▶ QUESTIONS ON THE MATERIAL:
1 - From the passage on AERT's composite decking, copy word for word the section from "Founder Joe Brooks" to "dies and embossers.".
2 - In the passage on AERT's composite decking, at what temperature and for how long is the material mixed in the sequenced batch mixers?

▶ DOCUMENT PASSAGE:
· · · · · · ·
Founder Joe Brooks developed the patented process to ensure 100% encapsulation of wood fiber with plastic before extrusion, which prevents delamination and other problems later. AERT blends recycled wood fiber (much of it from the local furniture industry) with recycled LDPE, LLDPE, and HDPE from film and gable-top milk and juice cartons. After about 1 hr of intensive mixing at 430 F in sequenced batch mixers, the hot plasticated material is sized into 2- to 4-in. chunks and discharged onto a belt to cool before being fed into chilled extruders with heated dies and embossers.
AERT buys only used single-screw extruders and then rebuilds them to its specifications with circulating chilled water and no heater bands. “When boards are cold formed, they have more strength,” says senior v.p. Alford Drinkwater.
Mixing and extrusion is now fully automatic, computerized and monitored from a control room on a different floor from manufacturing. There are no operators at the machines. But as production has grown over the past five years, AERT has doubled its work force to over 600 people.
Green and out of the red
AERT has been profitable since 2001 and steadily expanding. A new decking extrusion plant is ramping up production now, which will double AERT’s capacity. The new plant will have four more cold extrusion lines for a total of eight. The first new line is already running.
To reduce floor space for cooling the profiles, AERT devised an accumulator, which occupies a fraction of the floor space taken up by the network of horizontal conveyors in the original plant.
Last year, AERT launched MoistureShield, a new premium decking with deep colors and deep embossing, marketed directly to outlets serving professional contractors. MoistureShield is intended to diversify AERT’s product offerings and reduce its dependence on ChoiceDek, made for Weyerhaeser and distributed through Lowe’s, which is about 90% of AERT’s sales. AERT chairman Brooks says it also plans to introduce an “all-natural, chemical-free” cedar composite deck board next year.
· · · · · · ·
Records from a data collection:
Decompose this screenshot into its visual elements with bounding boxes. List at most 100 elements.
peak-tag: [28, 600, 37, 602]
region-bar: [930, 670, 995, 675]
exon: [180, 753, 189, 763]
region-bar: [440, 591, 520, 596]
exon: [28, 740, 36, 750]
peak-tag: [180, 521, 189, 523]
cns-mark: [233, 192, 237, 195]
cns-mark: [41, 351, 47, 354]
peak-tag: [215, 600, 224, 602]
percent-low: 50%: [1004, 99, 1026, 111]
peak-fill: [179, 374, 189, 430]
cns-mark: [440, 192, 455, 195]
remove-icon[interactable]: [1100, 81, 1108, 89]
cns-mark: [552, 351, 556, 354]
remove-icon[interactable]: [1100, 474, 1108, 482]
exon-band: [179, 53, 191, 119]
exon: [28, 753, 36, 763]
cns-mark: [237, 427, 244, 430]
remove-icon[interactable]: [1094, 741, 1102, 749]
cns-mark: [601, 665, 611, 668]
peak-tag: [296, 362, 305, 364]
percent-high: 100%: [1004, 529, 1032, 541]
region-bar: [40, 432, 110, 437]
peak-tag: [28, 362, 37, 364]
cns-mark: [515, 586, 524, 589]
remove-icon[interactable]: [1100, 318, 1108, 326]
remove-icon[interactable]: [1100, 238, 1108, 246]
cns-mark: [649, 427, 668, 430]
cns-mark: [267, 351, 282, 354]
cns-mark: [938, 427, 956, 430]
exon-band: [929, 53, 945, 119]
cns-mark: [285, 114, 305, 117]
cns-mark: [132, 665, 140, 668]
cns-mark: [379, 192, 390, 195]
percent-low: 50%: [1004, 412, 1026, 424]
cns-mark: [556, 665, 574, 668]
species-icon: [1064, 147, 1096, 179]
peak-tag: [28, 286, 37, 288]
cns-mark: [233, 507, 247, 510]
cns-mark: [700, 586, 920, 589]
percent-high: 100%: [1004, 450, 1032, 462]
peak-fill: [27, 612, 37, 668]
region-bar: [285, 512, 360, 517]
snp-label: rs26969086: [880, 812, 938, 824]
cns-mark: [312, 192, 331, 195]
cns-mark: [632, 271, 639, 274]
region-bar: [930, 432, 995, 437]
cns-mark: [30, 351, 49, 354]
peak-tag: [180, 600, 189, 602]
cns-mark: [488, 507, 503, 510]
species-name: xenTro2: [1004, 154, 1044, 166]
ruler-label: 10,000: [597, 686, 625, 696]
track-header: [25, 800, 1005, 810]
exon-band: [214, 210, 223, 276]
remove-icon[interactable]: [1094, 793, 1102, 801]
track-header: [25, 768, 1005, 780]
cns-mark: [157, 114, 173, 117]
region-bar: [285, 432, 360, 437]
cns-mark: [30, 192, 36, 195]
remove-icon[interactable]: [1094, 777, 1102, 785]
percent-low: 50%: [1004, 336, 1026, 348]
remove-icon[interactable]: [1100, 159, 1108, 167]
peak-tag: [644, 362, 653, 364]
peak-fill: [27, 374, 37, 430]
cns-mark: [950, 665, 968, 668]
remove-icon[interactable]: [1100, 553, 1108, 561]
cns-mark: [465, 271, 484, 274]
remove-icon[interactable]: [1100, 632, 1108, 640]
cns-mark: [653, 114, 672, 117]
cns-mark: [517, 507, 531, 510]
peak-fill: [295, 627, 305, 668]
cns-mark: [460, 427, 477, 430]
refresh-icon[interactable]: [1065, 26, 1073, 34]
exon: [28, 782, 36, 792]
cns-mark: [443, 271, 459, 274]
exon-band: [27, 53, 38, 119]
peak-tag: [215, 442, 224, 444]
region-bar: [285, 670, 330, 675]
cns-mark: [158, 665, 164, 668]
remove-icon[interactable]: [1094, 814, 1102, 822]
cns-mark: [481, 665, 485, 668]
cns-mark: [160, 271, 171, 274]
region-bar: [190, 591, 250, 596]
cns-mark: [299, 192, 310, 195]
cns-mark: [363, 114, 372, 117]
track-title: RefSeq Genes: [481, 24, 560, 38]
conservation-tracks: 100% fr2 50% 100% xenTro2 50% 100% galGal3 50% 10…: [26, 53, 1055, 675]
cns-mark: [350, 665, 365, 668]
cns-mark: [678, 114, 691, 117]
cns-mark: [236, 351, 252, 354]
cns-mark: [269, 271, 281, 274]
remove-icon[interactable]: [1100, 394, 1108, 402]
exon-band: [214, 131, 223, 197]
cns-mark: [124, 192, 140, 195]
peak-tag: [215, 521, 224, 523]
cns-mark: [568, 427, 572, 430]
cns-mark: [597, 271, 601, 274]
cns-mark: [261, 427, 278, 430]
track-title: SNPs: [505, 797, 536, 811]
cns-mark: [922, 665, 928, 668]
· · · · · · ·
▶ TASK RESULTS:
1 -
Founder Joe Brooks developed the patented process to ensure 100% encapsulation of wood fiber with plastic before extrusion, which prevents delamination and other problems later. AERT blends recycled wood fiber (much of it from the local furniture industry) with recycled LDPE, LLDPE, and HDPE from film and gable-top milk and juice cartons. After about 1 hr of intensive mixing at 430 F in sequenced batch mixers, the hot plasticated material is sized into 2- to 4-in. chunks and discharged onto a belt to cool before being fed into chilled extruders with heated dies and embossers.

2 - At 430 F for about 1 hour.